(Extracts from a graphics dataset)

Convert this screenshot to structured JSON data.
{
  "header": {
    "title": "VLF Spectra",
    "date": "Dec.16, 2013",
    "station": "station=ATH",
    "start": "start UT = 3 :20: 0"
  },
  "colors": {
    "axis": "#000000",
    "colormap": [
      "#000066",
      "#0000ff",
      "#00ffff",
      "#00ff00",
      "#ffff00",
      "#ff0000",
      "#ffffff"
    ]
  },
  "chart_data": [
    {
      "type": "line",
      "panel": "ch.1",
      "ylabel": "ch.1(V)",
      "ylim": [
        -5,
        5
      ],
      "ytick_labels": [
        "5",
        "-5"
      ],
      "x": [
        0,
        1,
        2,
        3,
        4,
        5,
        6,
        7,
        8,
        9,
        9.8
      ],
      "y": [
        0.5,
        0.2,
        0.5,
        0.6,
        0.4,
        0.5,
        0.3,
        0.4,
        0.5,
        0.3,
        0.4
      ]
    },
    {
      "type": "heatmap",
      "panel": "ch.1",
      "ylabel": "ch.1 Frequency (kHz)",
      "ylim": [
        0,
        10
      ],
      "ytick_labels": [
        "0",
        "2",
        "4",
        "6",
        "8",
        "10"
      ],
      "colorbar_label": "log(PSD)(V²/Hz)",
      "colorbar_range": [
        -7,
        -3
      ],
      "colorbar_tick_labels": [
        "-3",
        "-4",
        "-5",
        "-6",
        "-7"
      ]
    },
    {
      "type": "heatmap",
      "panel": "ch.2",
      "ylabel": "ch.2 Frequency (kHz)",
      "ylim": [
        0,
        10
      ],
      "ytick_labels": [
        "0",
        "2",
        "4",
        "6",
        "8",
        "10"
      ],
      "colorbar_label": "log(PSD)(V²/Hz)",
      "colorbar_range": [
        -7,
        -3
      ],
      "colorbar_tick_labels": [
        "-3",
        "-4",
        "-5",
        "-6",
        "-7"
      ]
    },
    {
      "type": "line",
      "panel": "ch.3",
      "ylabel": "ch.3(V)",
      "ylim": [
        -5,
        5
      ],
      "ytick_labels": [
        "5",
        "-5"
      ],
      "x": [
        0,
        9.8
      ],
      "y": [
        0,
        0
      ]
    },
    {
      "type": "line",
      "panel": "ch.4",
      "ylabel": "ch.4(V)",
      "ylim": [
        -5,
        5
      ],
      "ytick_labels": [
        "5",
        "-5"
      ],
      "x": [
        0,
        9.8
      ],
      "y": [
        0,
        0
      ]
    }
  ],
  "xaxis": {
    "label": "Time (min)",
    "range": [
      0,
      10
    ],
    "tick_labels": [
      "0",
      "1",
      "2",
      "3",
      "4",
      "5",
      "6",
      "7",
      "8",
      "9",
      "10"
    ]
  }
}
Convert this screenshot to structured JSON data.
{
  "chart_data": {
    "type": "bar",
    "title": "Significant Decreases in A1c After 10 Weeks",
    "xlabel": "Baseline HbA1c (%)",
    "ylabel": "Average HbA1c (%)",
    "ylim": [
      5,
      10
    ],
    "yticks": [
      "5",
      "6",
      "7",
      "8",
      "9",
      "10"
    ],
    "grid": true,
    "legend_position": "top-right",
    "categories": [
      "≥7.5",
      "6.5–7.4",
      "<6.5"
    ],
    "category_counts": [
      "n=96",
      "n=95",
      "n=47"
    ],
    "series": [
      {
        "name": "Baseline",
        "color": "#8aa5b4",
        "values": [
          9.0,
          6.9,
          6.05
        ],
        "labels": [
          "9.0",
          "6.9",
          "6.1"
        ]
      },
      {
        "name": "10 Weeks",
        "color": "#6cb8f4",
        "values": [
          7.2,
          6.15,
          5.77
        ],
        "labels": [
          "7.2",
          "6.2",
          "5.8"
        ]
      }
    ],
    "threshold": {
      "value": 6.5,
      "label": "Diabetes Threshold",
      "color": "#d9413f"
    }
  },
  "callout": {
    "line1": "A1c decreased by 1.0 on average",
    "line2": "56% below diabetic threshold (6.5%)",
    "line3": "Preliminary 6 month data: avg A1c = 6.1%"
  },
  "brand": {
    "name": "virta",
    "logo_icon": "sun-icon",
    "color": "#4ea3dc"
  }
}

Problem details =
Show the data once more, exactly as it was written.

Answer to the exercise =
Convert this screenshot to structured JSON data.
{
  "header": {
    "title": "VLF Spectra",
    "date": "Dec.16, 2013",
    "station": "station=ATH",
    "start": "start UT = 3 :20: 0"
  },
  "colors": {
    "axis": "#000000",
    "colormap": [
      "#000066",
      "#0000ff",
      "#00ffff",
      "#00ff00",
      "#ffff00",
      "#ff0000",
      "#ffffff"
    ]
  },
  "chart_data": [
    {
      "type": "line",
      "panel": "ch.1",
      "ylabel": "ch.1(V)",
      "ylim": [
        -5,
        5
      ],
      "ytick_labels": [
        "5",
        "-5"
      ],
      "x": [
        0,
        1,
        2,
        3,
        4,
        5,
        6,
        7,
        8,
        9,
        9.8
      ],
      "y": [
        0.5,
        0.2,
        0.5,
        0.6,
        0.4,
        0.5,
        0.3,
        0.4,
        0.5,
        0.3,
        0.4
      ]
    },
    {
      "type": "heatmap",
      "panel": "ch.1",
      "ylabel": "ch.1 Frequency (kHz)",
      "ylim": [
        0,
        10
      ],
      "ytick_labels": [
        "0",
        "2",
        "4",
        "6",
        "8",
        "10"
      ],
      "colorbar_label": "log(PSD)(V²/Hz)",
      "colorbar_range": [
        -7,
        -3
      ],
      "colorbar_tick_labels": [
        "-3",
        "-4",
        "-5",
        "-6",
        "-7"
      ]
    },
    {
      "type": "heatmap",
      "panel": "ch.2",
      "ylabel": "ch.2 Frequency (kHz)",
      "ylim": [
        0,
        10
      ],
      "ytick_labels": [
        "0",
        "2",
        "4",
        "6",
        "8",
        "10"
      ],
      "colorbar_label": "log(PSD)(V²/Hz)",
      "colorbar_range": [
        -7,
        -3
      ],
      "colorbar_tick_labels": [
        "-3",
        "-4",
        "-5",
        "-6",
        "-7"
      ]
    },
    {
      "type": "line",
      "panel": "ch.3",
      "ylabel": "ch.3(V)",
      "ylim": [
        -5,
        5
      ],
      "ytick_labels": [
        "5",
        "-5"
      ],
      "x": [
        0,
        9.8
      ],
      "y": [
        0,
        0
      ]
    },
    {
      "type": "line",
      "panel": "ch.4",
      "ylabel": "ch.4(V)",
      "ylim": [
        -5,
        5
      ],
      "ytick_labels": [
        "5",
        "-5"
      ],
      "x": [
        0,
        9.8
      ],
      "y": [
        0,
        0
      ]
    }
  ],
  "xaxis": {
    "label": "Time (min)",
    "range": [
      0,
      10
    ],
    "tick_labels": [
      "0",
      "1",
      "2",
      "3",
      "4",
      "5",
      "6",
      "7",
      "8",
      "9",
      "10"
    ]
  }
}
Convert this screenshot to structured JSON data.
{
  "chart_data": {
    "type": "bar",
    "title": "Significant Decreases in A1c After 10 Weeks",
    "xlabel": "Baseline HbA1c (%)",
    "ylabel": "Average HbA1c (%)",
    "ylim": [
      5,
      10
    ],
    "yticks": [
      "5",
      "6",
      "7",
      "8",
      "9",
      "10"
    ],
    "grid": true,
    "legend_position": "top-right",
    "categories": [
      "≥7.5",
      "6.5–7.4",
      "<6.5"
    ],
    "category_counts": [
      "n=96",
      "n=95",
      "n=47"
    ],
    "series": [
      {
        "name": "Baseline",
        "color": "#8aa5b4",
        "values": [
          9.0,
          6.9,
          6.05
        ],
        "labels": [
          "9.0",
          "6.9",
          "6.1"
        ]
      },
      {
        "name": "10 Weeks",
        "color": "#6cb8f4",
        "values": [
          7.2,
          6.15,
          5.77
        ],
        "labels": [
          "7.2",
          "6.2",
          "5.8"
        ]
      }
    ],
    "threshold": {
      "value": 6.5,
      "label": "Diabetes Threshold",
      "color": "#d9413f"
    }
  },
  "callout": {
    "line1": "A1c decreased by 1.0 on average",
    "line2": "56% below diabetic threshold (6.5%)",
    "line3": "Preliminary 6 month data: avg A1c = 6.1%"
  },
  "brand": {
    "name": "virta",
    "logo_icon": "sun-icon",
    "color": "#4ea3dc"
  }
}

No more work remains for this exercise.